## RECORDS:
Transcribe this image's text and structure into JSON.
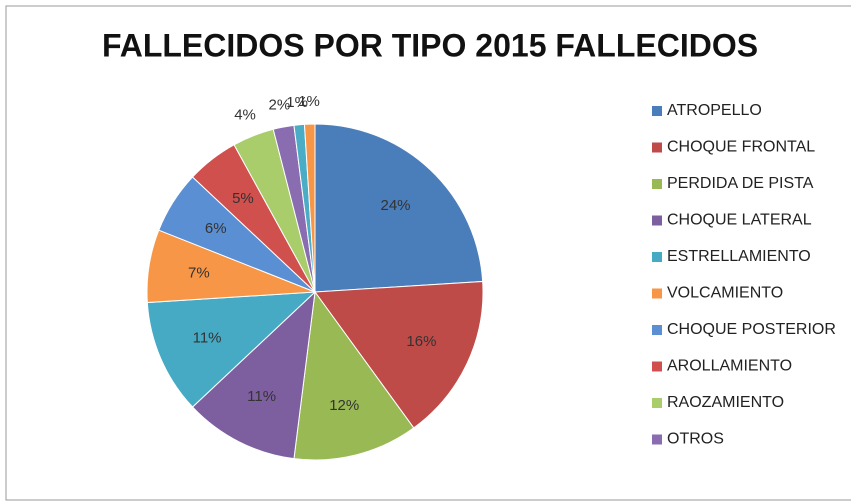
{
  "chart_data": {
    "type": "pie",
    "title": "FALLECIDOS POR TIPO 2015 FALLECIDOS",
    "categories": [
      "ATROPELLO",
      "CHOQUE FRONTAL",
      "PERDIDA DE PISTA",
      "CHOQUE LATERAL",
      "ESTRELLAMIENTO",
      "VOLCAMIENTO",
      "CHOQUE POSTERIOR",
      "AROLLAMIENTO",
      "RAOZAMIENTO",
      "OTROS",
      null,
      null
    ],
    "values": [
      24,
      16,
      12,
      11,
      11,
      7,
      6,
      5,
      4,
      2,
      1,
      1
    ],
    "value_labels": [
      "24%",
      "16%",
      "12%",
      "11%",
      "11%",
      "7%",
      "6%",
      "5%",
      "4%",
      "2%",
      "1%",
      "1%"
    ],
    "colors": [
      "#4a7ebb",
      "#be4b48",
      "#98b954",
      "#7d5fa0",
      "#46aac5",
      "#f79646",
      "#5b8fd4",
      "#d0504d",
      "#a9cd6a",
      "#8a6cb0",
      "#4bacc6",
      "#f79646"
    ],
    "legend": "right"
  }
}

## YOUR GOAL:
Omit the pictures and give the material again, exactly and in full.

## SOLUTION:
Transcribe this image's text and structure into JSON.
{
  "chart_data": {
    "type": "pie",
    "title": "FALLECIDOS POR TIPO 2015 FALLECIDOS",
    "categories": [
      "ATROPELLO",
      "CHOQUE FRONTAL",
      "PERDIDA DE PISTA",
      "CHOQUE LATERAL",
      "ESTRELLAMIENTO",
      "VOLCAMIENTO",
      "CHOQUE POSTERIOR",
      "AROLLAMIENTO",
      "RAOZAMIENTO",
      "OTROS",
      null,
      null
    ],
    "values": [
      24,
      16,
      12,
      11,
      11,
      7,
      6,
      5,
      4,
      2,
      1,
      1
    ],
    "value_labels": [
      "24%",
      "16%",
      "12%",
      "11%",
      "11%",
      "7%",
      "6%",
      "5%",
      "4%",
      "2%",
      "1%",
      "1%"
    ],
    "colors": [
      "#4a7ebb",
      "#be4b48",
      "#98b954",
      "#7d5fa0",
      "#46aac5",
      "#f79646",
      "#5b8fd4",
      "#d0504d",
      "#a9cd6a",
      "#8a6cb0",
      "#4bacc6",
      "#f79646"
    ],
    "legend": "right"
  }
}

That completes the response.